◆ **Task material**:
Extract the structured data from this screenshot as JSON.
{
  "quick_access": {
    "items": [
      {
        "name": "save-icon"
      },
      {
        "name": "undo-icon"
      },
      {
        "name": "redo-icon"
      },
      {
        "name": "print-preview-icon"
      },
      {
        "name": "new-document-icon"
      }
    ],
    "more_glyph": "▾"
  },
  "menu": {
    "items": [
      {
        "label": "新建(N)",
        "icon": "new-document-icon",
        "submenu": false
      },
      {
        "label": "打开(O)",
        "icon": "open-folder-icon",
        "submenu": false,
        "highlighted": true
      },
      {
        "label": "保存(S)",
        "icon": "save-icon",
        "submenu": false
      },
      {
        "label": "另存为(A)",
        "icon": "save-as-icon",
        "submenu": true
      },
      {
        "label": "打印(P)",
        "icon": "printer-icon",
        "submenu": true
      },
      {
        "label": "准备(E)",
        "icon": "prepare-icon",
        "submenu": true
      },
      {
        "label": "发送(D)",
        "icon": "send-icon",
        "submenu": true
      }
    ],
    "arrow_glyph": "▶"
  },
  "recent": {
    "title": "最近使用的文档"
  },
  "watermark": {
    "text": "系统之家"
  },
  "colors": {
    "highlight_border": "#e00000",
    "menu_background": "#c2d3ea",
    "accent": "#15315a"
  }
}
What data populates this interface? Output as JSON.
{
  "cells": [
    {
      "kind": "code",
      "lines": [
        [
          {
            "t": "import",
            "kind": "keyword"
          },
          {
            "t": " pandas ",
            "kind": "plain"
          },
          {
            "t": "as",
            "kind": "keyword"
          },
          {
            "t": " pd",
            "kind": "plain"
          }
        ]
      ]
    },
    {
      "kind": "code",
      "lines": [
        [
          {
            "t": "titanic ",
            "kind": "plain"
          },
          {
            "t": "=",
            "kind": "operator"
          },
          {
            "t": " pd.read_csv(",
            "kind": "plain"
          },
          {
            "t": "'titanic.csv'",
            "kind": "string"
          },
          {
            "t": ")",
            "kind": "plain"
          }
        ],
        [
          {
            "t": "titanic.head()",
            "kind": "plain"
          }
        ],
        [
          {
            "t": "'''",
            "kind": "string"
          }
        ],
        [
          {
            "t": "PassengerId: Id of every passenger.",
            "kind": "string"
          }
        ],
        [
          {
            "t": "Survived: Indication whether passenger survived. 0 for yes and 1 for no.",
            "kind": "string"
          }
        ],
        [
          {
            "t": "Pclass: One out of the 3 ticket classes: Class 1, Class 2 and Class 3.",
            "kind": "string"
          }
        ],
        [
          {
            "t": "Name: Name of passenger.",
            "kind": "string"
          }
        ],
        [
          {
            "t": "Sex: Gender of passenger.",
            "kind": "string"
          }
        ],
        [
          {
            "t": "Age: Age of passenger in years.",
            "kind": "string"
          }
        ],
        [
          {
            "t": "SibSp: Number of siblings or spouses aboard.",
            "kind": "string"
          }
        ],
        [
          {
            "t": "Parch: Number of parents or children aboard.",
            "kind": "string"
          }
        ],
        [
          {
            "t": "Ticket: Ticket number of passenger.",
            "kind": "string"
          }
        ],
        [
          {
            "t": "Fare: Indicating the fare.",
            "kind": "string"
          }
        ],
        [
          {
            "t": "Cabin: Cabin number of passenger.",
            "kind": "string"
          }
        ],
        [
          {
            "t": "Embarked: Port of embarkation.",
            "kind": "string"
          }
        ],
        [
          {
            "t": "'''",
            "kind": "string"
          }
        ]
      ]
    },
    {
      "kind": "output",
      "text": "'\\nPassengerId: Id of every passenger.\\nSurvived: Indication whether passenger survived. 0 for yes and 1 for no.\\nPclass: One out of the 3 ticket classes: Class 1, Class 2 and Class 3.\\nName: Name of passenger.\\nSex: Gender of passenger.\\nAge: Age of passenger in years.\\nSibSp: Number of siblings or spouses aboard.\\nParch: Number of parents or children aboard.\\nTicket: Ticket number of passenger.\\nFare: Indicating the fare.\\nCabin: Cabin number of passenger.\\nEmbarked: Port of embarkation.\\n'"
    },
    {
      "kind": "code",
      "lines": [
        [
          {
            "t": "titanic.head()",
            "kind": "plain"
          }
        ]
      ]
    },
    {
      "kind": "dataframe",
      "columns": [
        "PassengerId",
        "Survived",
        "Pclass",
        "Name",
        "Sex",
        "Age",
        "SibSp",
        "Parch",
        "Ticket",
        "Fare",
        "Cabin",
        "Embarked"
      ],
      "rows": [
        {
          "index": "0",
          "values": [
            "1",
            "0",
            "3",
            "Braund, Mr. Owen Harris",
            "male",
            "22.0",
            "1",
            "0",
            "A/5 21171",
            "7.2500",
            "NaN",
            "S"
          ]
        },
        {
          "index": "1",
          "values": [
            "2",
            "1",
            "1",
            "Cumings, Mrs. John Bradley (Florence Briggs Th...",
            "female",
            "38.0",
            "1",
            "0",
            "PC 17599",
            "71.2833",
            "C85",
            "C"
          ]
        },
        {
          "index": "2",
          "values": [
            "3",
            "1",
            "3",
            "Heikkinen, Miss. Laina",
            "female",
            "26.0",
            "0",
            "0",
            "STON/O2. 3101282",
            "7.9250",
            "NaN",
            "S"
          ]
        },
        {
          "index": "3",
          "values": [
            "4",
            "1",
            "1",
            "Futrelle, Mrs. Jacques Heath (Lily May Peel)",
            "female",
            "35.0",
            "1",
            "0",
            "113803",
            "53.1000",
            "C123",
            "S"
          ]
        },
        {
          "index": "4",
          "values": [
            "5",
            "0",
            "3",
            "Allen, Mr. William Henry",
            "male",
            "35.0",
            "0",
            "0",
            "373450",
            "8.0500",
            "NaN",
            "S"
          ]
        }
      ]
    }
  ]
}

◆ **Goal of the exercise**: All of the entries should be written out again exactly.

◆ **Solution to the problem**:
Extract the structured data from this screenshot as JSON.
{
  "quick_access": {
    "items": [
      {
        "name": "save-icon"
      },
      {
        "name": "undo-icon"
      },
      {
        "name": "redo-icon"
      },
      {
        "name": "print-preview-icon"
      },
      {
        "name": "new-document-icon"
      }
    ],
    "more_glyph": "▾"
  },
  "menu": {
    "items": [
      {
        "label": "新建(N)",
        "icon": "new-document-icon",
        "submenu": false
      },
      {
        "label": "打开(O)",
        "icon": "open-folder-icon",
        "submenu": false,
        "highlighted": true
      },
      {
        "label": "保存(S)",
        "icon": "save-icon",
        "submenu": false
      },
      {
        "label": "另存为(A)",
        "icon": "save-as-icon",
        "submenu": true
      },
      {
        "label": "打印(P)",
        "icon": "printer-icon",
        "submenu": true
      },
      {
        "label": "准备(E)",
        "icon": "prepare-icon",
        "submenu": true
      },
      {
        "label": "发送(D)",
        "icon": "send-icon",
        "submenu": true
      }
    ],
    "arrow_glyph": "▶"
  },
  "recent": {
    "title": "最近使用的文档"
  },
  "watermark": {
    "text": "系统之家"
  },
  "colors": {
    "highlight_border": "#e00000",
    "menu_background": "#c2d3ea",
    "accent": "#15315a"
  }
}
What data populates this interface? Output as JSON.
{
  "cells": [
    {
      "kind": "code",
      "lines": [
        [
          {
            "t": "import",
            "kind": "keyword"
          },
          {
            "t": " pandas ",
            "kind": "plain"
          },
          {
            "t": "as",
            "kind": "keyword"
          },
          {
            "t": " pd",
            "kind": "plain"
          }
        ]
      ]
    },
    {
      "kind": "code",
      "lines": [
        [
          {
            "t": "titanic ",
            "kind": "plain"
          },
          {
            "t": "=",
            "kind": "operator"
          },
          {
            "t": " pd.read_csv(",
            "kind": "plain"
          },
          {
            "t": "'titanic.csv'",
            "kind": "string"
          },
          {
            "t": ")",
            "kind": "plain"
          }
        ],
        [
          {
            "t": "titanic.head()",
            "kind": "plain"
          }
        ],
        [
          {
            "t": "'''",
            "kind": "string"
          }
        ],
        [
          {
            "t": "PassengerId: Id of every passenger.",
            "kind": "string"
          }
        ],
        [
          {
            "t": "Survived: Indication whether passenger survived. 0 for yes and 1 for no.",
            "kind": "string"
          }
        ],
        [
          {
            "t": "Pclass: One out of the 3 ticket classes: Class 1, Class 2 and Class 3.",
            "kind": "string"
          }
        ],
        [
          {
            "t": "Name: Name of passenger.",
            "kind": "string"
          }
        ],
        [
          {
            "t": "Sex: Gender of passenger.",
            "kind": "string"
          }
        ],
        [
          {
            "t": "Age: Age of passenger in years.",
            "kind": "string"
          }
        ],
        [
          {
            "t": "SibSp: Number of siblings or spouses aboard.",
            "kind": "string"
          }
        ],
        [
          {
            "t": "Parch: Number of parents or children aboard.",
            "kind": "string"
          }
        ],
        [
          {
            "t": "Ticket: Ticket number of passenger.",
            "kind": "string"
          }
        ],
        [
          {
            "t": "Fare: Indicating the fare.",
            "kind": "string"
          }
        ],
        [
          {
            "t": "Cabin: Cabin number of passenger.",
            "kind": "string"
          }
        ],
        [
          {
            "t": "Embarked: Port of embarkation.",
            "kind": "string"
          }
        ],
        [
          {
            "t": "'''",
            "kind": "string"
          }
        ]
      ]
    },
    {
      "kind": "output",
      "text": "'\\nPassengerId: Id of every passenger.\\nSurvived: Indication whether passenger survived. 0 for yes and 1 for no.\\nPclass: One out of the 3 ticket classes: Class 1, Class 2 and Class 3.\\nName: Name of passenger.\\nSex: Gender of passenger.\\nAge: Age of passenger in years.\\nSibSp: Number of siblings or spouses aboard.\\nParch: Number of parents or children aboard.\\nTicket: Ticket number of passenger.\\nFare: Indicating the fare.\\nCabin: Cabin number of passenger.\\nEmbarked: Port of embarkation.\\n'"
    },
    {
      "kind": "code",
      "lines": [
        [
          {
            "t": "titanic.head()",
            "kind": "plain"
          }
        ]
      ]
    },
    {
      "kind": "dataframe",
      "columns": [
        "PassengerId",
        "Survived",
        "Pclass",
        "Name",
        "Sex",
        "Age",
        "SibSp",
        "Parch",
        "Ticket",
        "Fare",
        "Cabin",
        "Embarked"
      ],
      "rows": [
        {
          "index": "0",
          "values": [
            "1",
            "0",
            "3",
            "Braund, Mr. Owen Harris",
            "male",
            "22.0",
            "1",
            "0",
            "A/5 21171",
            "7.2500",
            "NaN",
            "S"
          ]
        },
        {
          "index": "1",
          "values": [
            "2",
            "1",
            "1",
            "Cumings, Mrs. John Bradley (Florence Briggs Th...",
            "female",
            "38.0",
            "1",
            "0",
            "PC 17599",
            "71.2833",
            "C85",
            "C"
          ]
        },
        {
          "index": "2",
          "values": [
            "3",
            "1",
            "3",
            "Heikkinen, Miss. Laina",
            "female",
            "26.0",
            "0",
            "0",
            "STON/O2. 3101282",
            "7.9250",
            "NaN",
            "S"
          ]
        },
        {
          "index": "3",
          "values": [
            "4",
            "1",
            "1",
            "Futrelle, Mrs. Jacques Heath (Lily May Peel)",
            "female",
            "35.0",
            "1",
            "0",
            "113803",
            "53.1000",
            "C123",
            "S"
          ]
        },
        {
          "index": "4",
          "values": [
            "5",
            "0",
            "3",
            "Allen, Mr. William Henry",
            "male",
            "35.0",
            "0",
            "0",
            "373450",
            "8.0500",
            "NaN",
            "S"
          ]
        }
      ]
    }
  ]
}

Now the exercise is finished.